**Exercise**
The entries below are to be repeated exactly as they stand.

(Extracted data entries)
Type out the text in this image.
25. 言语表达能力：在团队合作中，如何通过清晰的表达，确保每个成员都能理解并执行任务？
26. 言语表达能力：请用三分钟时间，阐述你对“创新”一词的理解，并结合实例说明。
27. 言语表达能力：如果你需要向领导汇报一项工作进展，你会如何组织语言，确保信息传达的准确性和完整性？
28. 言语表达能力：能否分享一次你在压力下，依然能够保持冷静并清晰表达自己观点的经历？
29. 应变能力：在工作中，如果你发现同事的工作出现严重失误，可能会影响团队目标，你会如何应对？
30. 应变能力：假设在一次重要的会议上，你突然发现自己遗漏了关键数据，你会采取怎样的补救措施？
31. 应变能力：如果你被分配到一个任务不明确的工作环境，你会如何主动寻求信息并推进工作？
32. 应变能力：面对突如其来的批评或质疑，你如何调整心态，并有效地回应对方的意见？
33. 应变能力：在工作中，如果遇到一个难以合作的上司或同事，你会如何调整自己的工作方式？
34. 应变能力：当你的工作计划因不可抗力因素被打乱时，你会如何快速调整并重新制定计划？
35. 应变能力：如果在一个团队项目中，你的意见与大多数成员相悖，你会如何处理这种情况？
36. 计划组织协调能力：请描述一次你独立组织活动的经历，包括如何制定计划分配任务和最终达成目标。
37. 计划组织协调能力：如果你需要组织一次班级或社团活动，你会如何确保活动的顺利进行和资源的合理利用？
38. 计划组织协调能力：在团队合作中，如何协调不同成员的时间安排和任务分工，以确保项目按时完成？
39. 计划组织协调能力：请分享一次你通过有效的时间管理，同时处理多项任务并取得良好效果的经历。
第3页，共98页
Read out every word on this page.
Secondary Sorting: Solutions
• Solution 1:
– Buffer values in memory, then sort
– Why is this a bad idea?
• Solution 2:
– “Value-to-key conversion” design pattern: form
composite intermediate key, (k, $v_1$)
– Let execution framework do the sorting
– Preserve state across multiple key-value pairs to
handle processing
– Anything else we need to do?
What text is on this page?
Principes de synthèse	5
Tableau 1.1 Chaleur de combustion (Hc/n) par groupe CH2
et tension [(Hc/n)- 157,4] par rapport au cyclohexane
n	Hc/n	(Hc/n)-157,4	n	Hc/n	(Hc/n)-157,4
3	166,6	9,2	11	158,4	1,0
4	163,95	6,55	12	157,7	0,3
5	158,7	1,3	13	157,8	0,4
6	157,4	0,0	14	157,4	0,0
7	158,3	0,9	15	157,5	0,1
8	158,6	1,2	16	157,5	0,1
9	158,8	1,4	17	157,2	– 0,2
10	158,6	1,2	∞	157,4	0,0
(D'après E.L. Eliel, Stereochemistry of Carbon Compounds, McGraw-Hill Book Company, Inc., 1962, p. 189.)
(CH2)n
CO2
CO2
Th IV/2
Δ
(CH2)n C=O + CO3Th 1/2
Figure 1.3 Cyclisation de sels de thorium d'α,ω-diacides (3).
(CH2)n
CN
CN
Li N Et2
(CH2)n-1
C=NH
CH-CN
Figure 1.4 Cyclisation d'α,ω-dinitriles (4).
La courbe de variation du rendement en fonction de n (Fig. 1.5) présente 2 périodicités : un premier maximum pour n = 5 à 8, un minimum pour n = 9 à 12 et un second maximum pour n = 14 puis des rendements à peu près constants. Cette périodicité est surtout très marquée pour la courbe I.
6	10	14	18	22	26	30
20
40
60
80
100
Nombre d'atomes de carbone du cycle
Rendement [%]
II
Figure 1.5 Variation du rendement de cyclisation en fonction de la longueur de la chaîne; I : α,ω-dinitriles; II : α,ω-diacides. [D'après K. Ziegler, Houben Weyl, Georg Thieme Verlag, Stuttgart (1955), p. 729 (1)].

**Response for this exercise**
Type out the text in this image.
25. 言语表达能力：在团队合作中，如何通过清晰的表达，确保每个成员都能理解并执行任务？
26. 言语表达能力：请用三分钟时间，阐述你对“创新”一词的理解，并结合实例说明。
27. 言语表达能力：如果你需要向领导汇报一项工作进展，你会如何组织语言，确保信息传达的准确性和完整性？
28. 言语表达能力：能否分享一次你在压力下，依然能够保持冷静并清晰表达自己观点的经历？
29. 应变能力：在工作中，如果你发现同事的工作出现严重失误，可能会影响团队目标，你会如何应对？
30. 应变能力：假设在一次重要的会议上，你突然发现自己遗漏了关键数据，你会采取怎样的补救措施？
31. 应变能力：如果你被分配到一个任务不明确的工作环境，你会如何主动寻求信息并推进工作？
32. 应变能力：面对突如其来的批评或质疑，你如何调整心态，并有效地回应对方的意见？
33. 应变能力：在工作中，如果遇到一个难以合作的上司或同事，你会如何调整自己的工作方式？
34. 应变能力：当你的工作计划因不可抗力因素被打乱时，你会如何快速调整并重新制定计划？
35. 应变能力：如果在一个团队项目中，你的意见与大多数成员相悖，你会如何处理这种情况？
36. 计划组织协调能力：请描述一次你独立组织活动的经历，包括如何制定计划分配任务和最终达成目标。
37. 计划组织协调能力：如果你需要组织一次班级或社团活动，你会如何确保活动的顺利进行和资源的合理利用？
38. 计划组织协调能力：在团队合作中，如何协调不同成员的时间安排和任务分工，以确保项目按时完成？
39. 计划组织协调能力：请分享一次你通过有效的时间管理，同时处理多项任务并取得良好效果的经历。
第3页，共98页
Read out every word on this page.
Secondary Sorting: Solutions
• Solution 1:
– Buffer values in memory, then sort
– Why is this a bad idea?
• Solution 2:
– “Value-to-key conversion” design pattern: form
composite intermediate key, (k, $v_1$)
– Let execution framework do the sorting
– Preserve state across multiple key-value pairs to
handle processing
– Anything else we need to do?
What text is on this page?
Principes de synthèse	5
Tableau 1.1 Chaleur de combustion (Hc/n) par groupe CH2
et tension [(Hc/n)- 157,4] par rapport au cyclohexane
n	Hc/n	(Hc/n)-157,4	n	Hc/n	(Hc/n)-157,4
3	166,6	9,2	11	158,4	1,0
4	163,95	6,55	12	157,7	0,3
5	158,7	1,3	13	157,8	0,4
6	157,4	0,0	14	157,4	0,0
7	158,3	0,9	15	157,5	0,1
8	158,6	1,2	16	157,5	0,1
9	158,8	1,4	17	157,2	– 0,2
10	158,6	1,2	∞	157,4	0,0
(D'après E.L. Eliel, Stereochemistry of Carbon Compounds, McGraw-Hill Book Company, Inc., 1962, p. 189.)
(CH2)n
CO2
CO2
Th IV/2
Δ
(CH2)n C=O + CO3Th 1/2
Figure 1.3 Cyclisation de sels de thorium d'α,ω-diacides (3).
(CH2)n
CN
CN
Li N Et2
(CH2)n-1
C=NH
CH-CN
Figure 1.4 Cyclisation d'α,ω-dinitriles (4).
La courbe de variation du rendement en fonction de n (Fig. 1.5) présente 2 périodicités : un premier maximum pour n = 5 à 8, un minimum pour n = 9 à 12 et un second maximum pour n = 14 puis des rendements à peu près constants. Cette périodicité est surtout très marquée pour la courbe I.
6	10	14	18	22	26	30
20
40
60
80
100
Nombre d'atomes de carbone du cycle
Rendement [%]
II
Figure 1.5 Variation du rendement de cyclisation en fonction de la longueur de la chaîne; I : α,ω-dinitriles; II : α,ω-diacides. [D'après K. Ziegler, Houben Weyl, Georg Thieme Verlag, Stuttgart (1955), p. 729 (1)].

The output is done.